** BEGIN SELECTED EXTRACT **
REVIEW: ‘Turn of the Scrooge,’ Pantoloons’ hilarious update of ‘A Christmas Carol’

Unlike other years where the jokes at the expense of politicians, local and national, are hooters, this season's barbs are blurred by everyone's sense of what is going on in the country.

The Turn of the Scrooge

A Fairy Tale based on the story by Charles Dickens, by The Pantoloons.

Directed by Cathy Lee-Visscher

“Spirit, tell me Tiny Tim will live. . .”

Once a year the stage of the Ghent Playhouse in Ghent, New York, is taken over, almost assaulted really, by The Pantoloons, a group of actors who annually create a British-style Christmas Panto such as you might see at Covent Garden in London. They use a well-known story, anything from the “Three Little Pigs” to this year’s “A Christmas Carol,” bring it new life through political satire and human comedy, use existing songs with specially crafted lyrics and amuse us with their outrageous cross-dressing characters and inanity. Some years this is hard to take and others it is the best show around. This year’s edition, the 17th, has the company at the top of their game. This show is terrific!
** END SELECTED EXTRACT **
TASK — Pick up the review of the Pantoloons' "Turn of the Scrooge" right after its last sentence and write what follows.
** BEGIN GIVEN MATERIAL **
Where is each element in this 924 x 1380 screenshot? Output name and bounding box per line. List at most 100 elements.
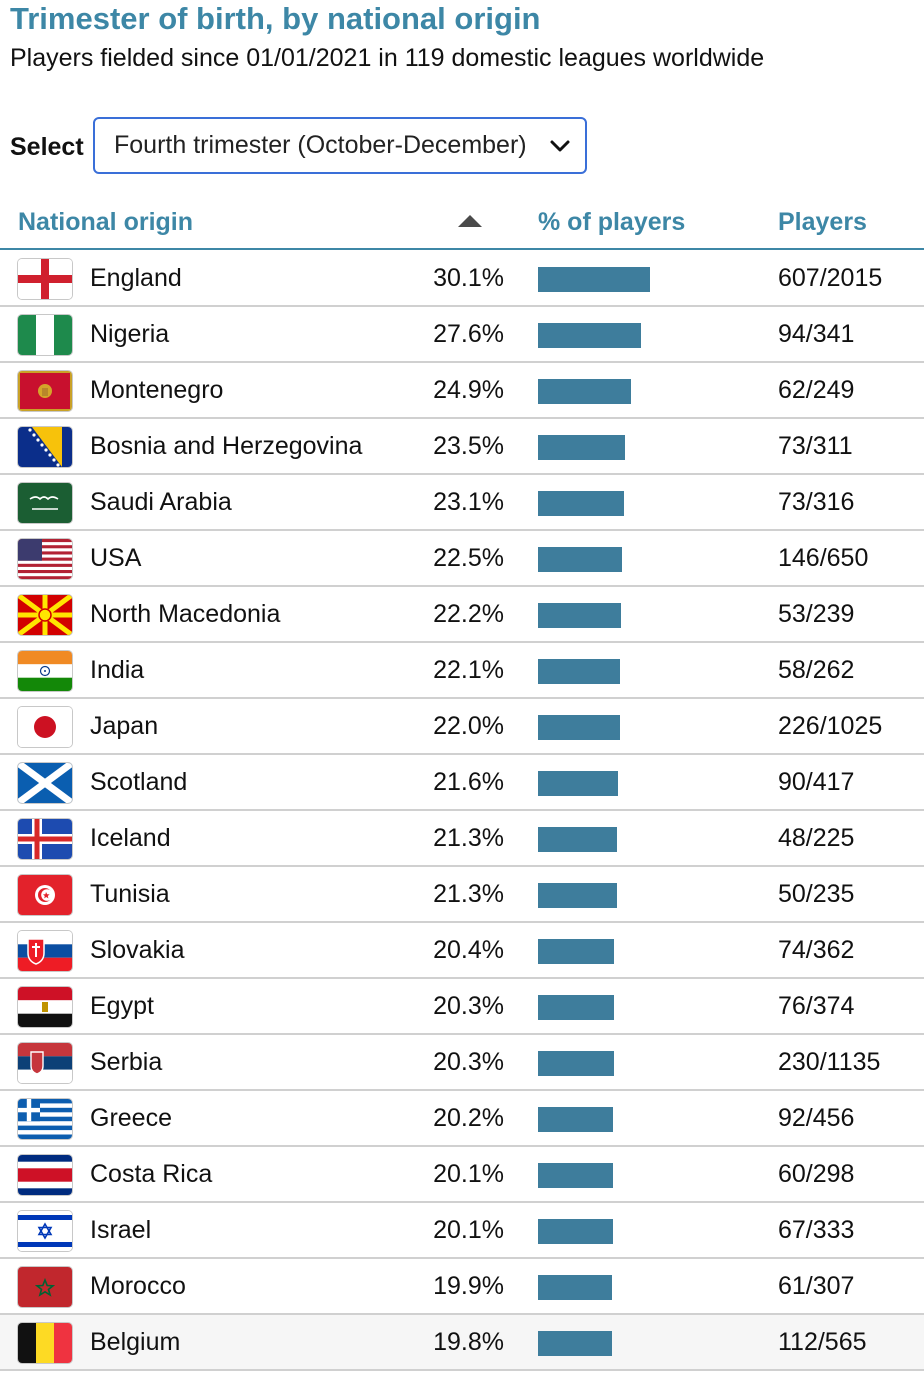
** END GIVEN MATERIAL **
THE REPLY —
Sally McCarthy as Scrooge and Mark Wilson as Bob Crachit. Photo: Sam Reilly

Following a difficult election season with a satiric parody of real life, using a ghost story and referencing another one, should leave this company with either a hard-to-take look at real life or a slightly shallow version of what we all know to be true. Unlike other years where the jokes at the expense of politicians, local and national, are hooters, this season’s barbs are blurred by everyone’s sense of what is going on in the country. Political thrusts this time around are a bit gentle and so are easy to laugh with. They never interfere with the storyline which is one of the strongest in Panto history. Instead the comedy is more based in parody than in political satire and that is rather refreshing as we face a new Presidential administration that promises a lot of revolution — one way or another.

The cast is superb. In the more traditional roles are traditional pantoists Sally McCarthy as Ebenezer Scrooge, literature’s most impossible miser, Cathy Lee-Visscher as Tiny Tim, youngest and smallest of the Cratchit children, Paul Leyden as Jacob Marley, a ghost with a mission, Joanne Maurer as a gravedigger and other characters, Mark Schane-Leyden as both Mr. Fezziwig and the Ghost of Christmas Present, Michael Meier as Fannie and Paul Murphy as Scrooge’s housekeeper and Mrs. Cratchit.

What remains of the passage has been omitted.